**** RECORDS PROVIDED ****

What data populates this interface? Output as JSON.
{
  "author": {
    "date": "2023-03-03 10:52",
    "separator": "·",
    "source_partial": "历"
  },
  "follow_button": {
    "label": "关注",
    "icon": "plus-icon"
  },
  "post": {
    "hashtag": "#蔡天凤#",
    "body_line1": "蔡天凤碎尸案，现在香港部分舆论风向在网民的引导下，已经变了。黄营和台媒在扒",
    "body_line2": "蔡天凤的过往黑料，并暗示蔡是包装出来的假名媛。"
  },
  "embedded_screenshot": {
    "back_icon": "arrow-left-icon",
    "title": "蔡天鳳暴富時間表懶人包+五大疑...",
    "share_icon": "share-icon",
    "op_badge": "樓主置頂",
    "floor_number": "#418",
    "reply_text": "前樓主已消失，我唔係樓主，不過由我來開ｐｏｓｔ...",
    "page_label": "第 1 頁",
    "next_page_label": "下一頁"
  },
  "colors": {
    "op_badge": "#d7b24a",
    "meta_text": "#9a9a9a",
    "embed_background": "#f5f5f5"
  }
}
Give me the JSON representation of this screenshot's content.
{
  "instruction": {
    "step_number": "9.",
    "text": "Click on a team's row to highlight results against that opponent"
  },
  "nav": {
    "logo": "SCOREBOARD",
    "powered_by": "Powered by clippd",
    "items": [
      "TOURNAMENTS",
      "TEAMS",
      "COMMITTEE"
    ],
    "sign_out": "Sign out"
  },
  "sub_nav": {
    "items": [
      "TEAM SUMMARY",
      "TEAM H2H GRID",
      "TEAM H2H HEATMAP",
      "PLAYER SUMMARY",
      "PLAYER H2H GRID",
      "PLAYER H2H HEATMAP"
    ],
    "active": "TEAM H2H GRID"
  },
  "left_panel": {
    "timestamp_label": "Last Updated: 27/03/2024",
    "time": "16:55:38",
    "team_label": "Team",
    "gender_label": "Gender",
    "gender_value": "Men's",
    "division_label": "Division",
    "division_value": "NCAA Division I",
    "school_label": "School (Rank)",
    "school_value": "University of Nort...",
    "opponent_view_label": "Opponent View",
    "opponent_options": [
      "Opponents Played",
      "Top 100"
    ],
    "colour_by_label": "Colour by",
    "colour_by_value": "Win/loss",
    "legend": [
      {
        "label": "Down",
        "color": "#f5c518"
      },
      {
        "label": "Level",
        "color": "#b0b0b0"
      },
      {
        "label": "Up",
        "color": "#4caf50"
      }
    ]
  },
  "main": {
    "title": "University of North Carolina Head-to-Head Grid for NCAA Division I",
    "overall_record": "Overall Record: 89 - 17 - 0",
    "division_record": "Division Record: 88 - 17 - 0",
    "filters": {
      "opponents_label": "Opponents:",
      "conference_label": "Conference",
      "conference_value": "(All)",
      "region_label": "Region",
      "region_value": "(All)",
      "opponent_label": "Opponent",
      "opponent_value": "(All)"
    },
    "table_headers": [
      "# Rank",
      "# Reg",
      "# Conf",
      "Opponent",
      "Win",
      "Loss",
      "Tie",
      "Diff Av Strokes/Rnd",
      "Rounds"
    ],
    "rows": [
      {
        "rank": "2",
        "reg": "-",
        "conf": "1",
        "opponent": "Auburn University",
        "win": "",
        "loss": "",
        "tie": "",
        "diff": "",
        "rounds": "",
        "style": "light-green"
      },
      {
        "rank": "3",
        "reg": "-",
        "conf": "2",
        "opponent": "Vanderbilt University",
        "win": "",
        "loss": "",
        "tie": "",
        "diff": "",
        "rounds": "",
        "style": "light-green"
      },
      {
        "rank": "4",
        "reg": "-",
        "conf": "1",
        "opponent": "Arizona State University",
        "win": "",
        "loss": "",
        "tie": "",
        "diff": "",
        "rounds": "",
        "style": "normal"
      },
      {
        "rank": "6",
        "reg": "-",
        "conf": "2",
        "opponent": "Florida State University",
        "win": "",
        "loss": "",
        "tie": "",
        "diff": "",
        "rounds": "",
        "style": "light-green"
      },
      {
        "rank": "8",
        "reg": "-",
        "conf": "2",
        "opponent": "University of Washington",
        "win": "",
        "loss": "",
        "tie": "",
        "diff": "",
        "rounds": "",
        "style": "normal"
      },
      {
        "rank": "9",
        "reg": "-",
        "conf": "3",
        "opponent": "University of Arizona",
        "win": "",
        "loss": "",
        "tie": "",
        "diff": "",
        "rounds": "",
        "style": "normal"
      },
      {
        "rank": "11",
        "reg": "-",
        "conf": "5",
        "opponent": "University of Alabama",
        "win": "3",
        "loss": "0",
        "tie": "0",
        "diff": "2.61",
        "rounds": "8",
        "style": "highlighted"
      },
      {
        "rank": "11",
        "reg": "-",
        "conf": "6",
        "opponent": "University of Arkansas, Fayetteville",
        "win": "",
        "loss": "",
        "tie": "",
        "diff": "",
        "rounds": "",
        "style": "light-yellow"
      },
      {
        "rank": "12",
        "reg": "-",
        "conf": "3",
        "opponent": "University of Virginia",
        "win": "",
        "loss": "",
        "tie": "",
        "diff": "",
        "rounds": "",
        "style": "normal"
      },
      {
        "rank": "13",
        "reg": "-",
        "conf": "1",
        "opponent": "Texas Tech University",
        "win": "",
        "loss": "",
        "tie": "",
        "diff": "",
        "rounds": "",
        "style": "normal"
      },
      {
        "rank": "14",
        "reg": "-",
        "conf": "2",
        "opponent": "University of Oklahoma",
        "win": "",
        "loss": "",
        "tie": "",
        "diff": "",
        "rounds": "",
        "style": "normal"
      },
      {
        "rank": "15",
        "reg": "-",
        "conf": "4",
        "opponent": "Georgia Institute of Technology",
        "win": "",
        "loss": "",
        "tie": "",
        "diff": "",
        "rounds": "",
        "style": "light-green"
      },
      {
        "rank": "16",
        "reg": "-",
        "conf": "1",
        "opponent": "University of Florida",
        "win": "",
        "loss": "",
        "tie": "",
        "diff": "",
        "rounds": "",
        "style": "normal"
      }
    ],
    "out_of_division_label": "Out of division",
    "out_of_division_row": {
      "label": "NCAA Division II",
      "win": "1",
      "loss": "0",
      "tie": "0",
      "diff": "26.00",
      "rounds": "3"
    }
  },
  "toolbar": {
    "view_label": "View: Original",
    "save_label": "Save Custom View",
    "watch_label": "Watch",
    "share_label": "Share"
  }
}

****

AIM: What do the records say? Quote them all exactly.

EXERCISE RESPONSE:
What data populates this interface? Output as JSON.
{
  "author": {
    "date": "2023-03-03 10:52",
    "separator": "·",
    "source_partial": "历"
  },
  "follow_button": {
    "label": "关注",
    "icon": "plus-icon"
  },
  "post": {
    "hashtag": "#蔡天凤#",
    "body_line1": "蔡天凤碎尸案，现在香港部分舆论风向在网民的引导下，已经变了。黄营和台媒在扒",
    "body_line2": "蔡天凤的过往黑料，并暗示蔡是包装出来的假名媛。"
  },
  "embedded_screenshot": {
    "back_icon": "arrow-left-icon",
    "title": "蔡天鳳暴富時間表懶人包+五大疑...",
    "share_icon": "share-icon",
    "op_badge": "樓主置頂",
    "floor_number": "#418",
    "reply_text": "前樓主已消失，我唔係樓主，不過由我來開ｐｏｓｔ...",
    "page_label": "第 1 頁",
    "next_page_label": "下一頁"
  },
  "colors": {
    "op_badge": "#d7b24a",
    "meta_text": "#9a9a9a",
    "embed_background": "#f5f5f5"
  }
}
Give me the JSON representation of this screenshot's content.
{
  "instruction": {
    "step_number": "9.",
    "text": "Click on a team's row to highlight results against that opponent"
  },
  "nav": {
    "logo": "SCOREBOARD",
    "powered_by": "Powered by clippd",
    "items": [
      "TOURNAMENTS",
      "TEAMS",
      "COMMITTEE"
    ],
    "sign_out": "Sign out"
  },
  "sub_nav": {
    "items": [
      "TEAM SUMMARY",
      "TEAM H2H GRID",
      "TEAM H2H HEATMAP",
      "PLAYER SUMMARY",
      "PLAYER H2H GRID",
      "PLAYER H2H HEATMAP"
    ],
    "active": "TEAM H2H GRID"
  },
  "left_panel": {
    "timestamp_label": "Last Updated: 27/03/2024",
    "time": "16:55:38",
    "team_label": "Team",
    "gender_label": "Gender",
    "gender_value": "Men's",
    "division_label": "Division",
    "division_value": "NCAA Division I",
    "school_label": "School (Rank)",
    "school_value": "University of Nort...",
    "opponent_view_label": "Opponent View",
    "opponent_options": [
      "Opponents Played",
      "Top 100"
    ],
    "colour_by_label": "Colour by",
    "colour_by_value": "Win/loss",
    "legend": [
      {
        "label": "Down",
        "color": "#f5c518"
      },
      {
        "label": "Level",
        "color": "#b0b0b0"
      },
      {
        "label": "Up",
        "color": "#4caf50"
      }
    ]
  },
  "main": {
    "title": "University of North Carolina Head-to-Head Grid for NCAA Division I",
    "overall_record": "Overall Record: 89 - 17 - 0",
    "division_record": "Division Record: 88 - 17 - 0",
    "filters": {
      "opponents_label": "Opponents:",
      "conference_label": "Conference",
      "conference_value": "(All)",
      "region_label": "Region",
      "region_value": "(All)",
      "opponent_label": "Opponent",
      "opponent_value": "(All)"
    },
    "table_headers": [
      "# Rank",
      "# Reg",
      "# Conf",
      "Opponent",
      "Win",
      "Loss",
      "Tie",
      "Diff Av Strokes/Rnd",
      "Rounds"
    ],
    "rows": [
      {
        "rank": "2",
        "reg": "-",
        "conf": "1",
        "opponent": "Auburn University",
        "win": "",
        "loss": "",
        "tie": "",
        "diff": "",
        "rounds": "",
        "style": "light-green"
      },
      {
        "rank": "3",
        "reg": "-",
        "conf": "2",
        "opponent": "Vanderbilt University",
        "win": "",
        "loss": "",
        "tie": "",
        "diff": "",
        "rounds": "",
        "style": "light-green"
      },
      {
        "rank": "4",
        "reg": "-",
        "conf": "1",
        "opponent": "Arizona State University",
        "win": "",
        "loss": "",
        "tie": "",
        "diff": "",
        "rounds": "",
        "style": "normal"
      },
      {
        "rank": "6",
        "reg": "-",
        "conf": "2",
        "opponent": "Florida State University",
        "win": "",
        "loss": "",
        "tie": "",
        "diff": "",
        "rounds": "",
        "style": "light-green"
      },
      {
        "rank": "8",
        "reg": "-",
        "conf": "2",
        "opponent": "University of Washington",
        "win": "",
        "loss": "",
        "tie": "",
        "diff": "",
        "rounds": "",
        "style": "normal"
      },
      {
        "rank": "9",
        "reg": "-",
        "conf": "3",
        "opponent": "University of Arizona",
        "win": "",
        "loss": "",
        "tie": "",
        "diff": "",
        "rounds": "",
        "style": "normal"
      },
      {
        "rank": "11",
        "reg": "-",
        "conf": "5",
        "opponent": "University of Alabama",
        "win": "3",
        "loss": "0",
        "tie": "0",
        "diff": "2.61",
        "rounds": "8",
        "style": "highlighted"
      },
      {
        "rank": "11",
        "reg": "-",
        "conf": "6",
        "opponent": "University of Arkansas, Fayetteville",
        "win": "",
        "loss": "",
        "tie": "",
        "diff": "",
        "rounds": "",
        "style": "light-yellow"
      },
      {
        "rank": "12",
        "reg": "-",
        "conf": "3",
        "opponent": "University of Virginia",
        "win": "",
        "loss": "",
        "tie": "",
        "diff": "",
        "rounds": "",
        "style": "normal"
      },
      {
        "rank": "13",
        "reg": "-",
        "conf": "1",
        "opponent": "Texas Tech University",
        "win": "",
        "loss": "",
        "tie": "",
        "diff": "",
        "rounds": "",
        "style": "normal"
      },
      {
        "rank": "14",
        "reg": "-",
        "conf": "2",
        "opponent": "University of Oklahoma",
        "win": "",
        "loss": "",
        "tie": "",
        "diff": "",
        "rounds": "",
        "style": "normal"
      },
      {
        "rank": "15",
        "reg": "-",
        "conf": "4",
        "opponent": "Georgia Institute of Technology",
        "win": "",
        "loss": "",
        "tie": "",
        "diff": "",
        "rounds": "",
        "style": "light-green"
      },
      {
        "rank": "16",
        "reg": "-",
        "conf": "1",
        "opponent": "University of Florida",
        "win": "",
        "loss": "",
        "tie": "",
        "diff": "",
        "rounds": "",
        "style": "normal"
      }
    ],
    "out_of_division_label": "Out of division",
    "out_of_division_row": {
      "label": "NCAA Division II",
      "win": "1",
      "loss": "0",
      "tie": "0",
      "diff": "26.00",
      "rounds": "3"
    }
  },
  "toolbar": {
    "view_label": "View: Original",
    "save_label": "Save Custom View",
    "watch_label": "Watch",
    "share_label": "Share"
  }
}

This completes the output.